Goal = Check each line of the records below and collect those holding "ASCE".
***** Provided data *****
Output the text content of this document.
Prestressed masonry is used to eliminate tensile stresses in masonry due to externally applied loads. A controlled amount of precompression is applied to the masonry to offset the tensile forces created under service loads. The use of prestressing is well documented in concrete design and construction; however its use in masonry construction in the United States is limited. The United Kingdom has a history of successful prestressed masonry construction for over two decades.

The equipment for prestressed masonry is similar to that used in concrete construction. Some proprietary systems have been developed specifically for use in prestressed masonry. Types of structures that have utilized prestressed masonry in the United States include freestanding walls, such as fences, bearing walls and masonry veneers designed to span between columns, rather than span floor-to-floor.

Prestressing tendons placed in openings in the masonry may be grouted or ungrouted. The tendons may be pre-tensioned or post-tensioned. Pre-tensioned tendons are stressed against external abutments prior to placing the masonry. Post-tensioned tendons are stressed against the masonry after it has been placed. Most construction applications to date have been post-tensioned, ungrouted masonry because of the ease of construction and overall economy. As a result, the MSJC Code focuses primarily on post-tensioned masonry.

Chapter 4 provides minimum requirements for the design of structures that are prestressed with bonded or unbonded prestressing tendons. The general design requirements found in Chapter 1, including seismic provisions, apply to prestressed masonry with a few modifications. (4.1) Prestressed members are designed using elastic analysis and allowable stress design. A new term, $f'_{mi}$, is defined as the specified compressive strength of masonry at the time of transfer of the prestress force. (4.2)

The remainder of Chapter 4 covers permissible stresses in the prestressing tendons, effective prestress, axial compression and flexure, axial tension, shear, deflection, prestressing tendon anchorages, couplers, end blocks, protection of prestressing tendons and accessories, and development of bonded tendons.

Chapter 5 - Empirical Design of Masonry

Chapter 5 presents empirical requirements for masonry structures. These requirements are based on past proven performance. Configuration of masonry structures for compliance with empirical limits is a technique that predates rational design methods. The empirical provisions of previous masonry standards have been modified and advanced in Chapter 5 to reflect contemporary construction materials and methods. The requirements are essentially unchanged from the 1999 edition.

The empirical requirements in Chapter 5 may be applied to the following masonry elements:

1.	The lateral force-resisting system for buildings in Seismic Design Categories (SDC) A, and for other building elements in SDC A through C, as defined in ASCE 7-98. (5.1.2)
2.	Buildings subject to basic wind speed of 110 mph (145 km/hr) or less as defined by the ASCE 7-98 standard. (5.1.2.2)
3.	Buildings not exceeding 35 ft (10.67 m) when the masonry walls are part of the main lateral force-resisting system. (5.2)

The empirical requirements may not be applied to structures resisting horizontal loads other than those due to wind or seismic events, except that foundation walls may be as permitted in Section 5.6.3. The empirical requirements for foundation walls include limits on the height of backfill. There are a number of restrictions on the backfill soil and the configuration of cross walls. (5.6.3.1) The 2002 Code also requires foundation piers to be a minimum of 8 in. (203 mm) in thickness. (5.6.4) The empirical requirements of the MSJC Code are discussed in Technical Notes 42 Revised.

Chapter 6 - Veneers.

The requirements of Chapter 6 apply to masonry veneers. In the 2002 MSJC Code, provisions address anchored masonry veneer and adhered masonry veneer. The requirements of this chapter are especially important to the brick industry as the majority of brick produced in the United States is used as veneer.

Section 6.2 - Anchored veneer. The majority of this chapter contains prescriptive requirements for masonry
*****
Result =
1.	The lateral force-resisting system for buildings in Seismic Design Categories (SDC) A, and for other building elements in SDC A through C, as defined in ASCE 7-98. (5.1.2)
2.	Buildings subject to basic wind speed of 110 mph (145 km/hr) or less as defined by the ASCE 7-98 standard. (5.1.2.2)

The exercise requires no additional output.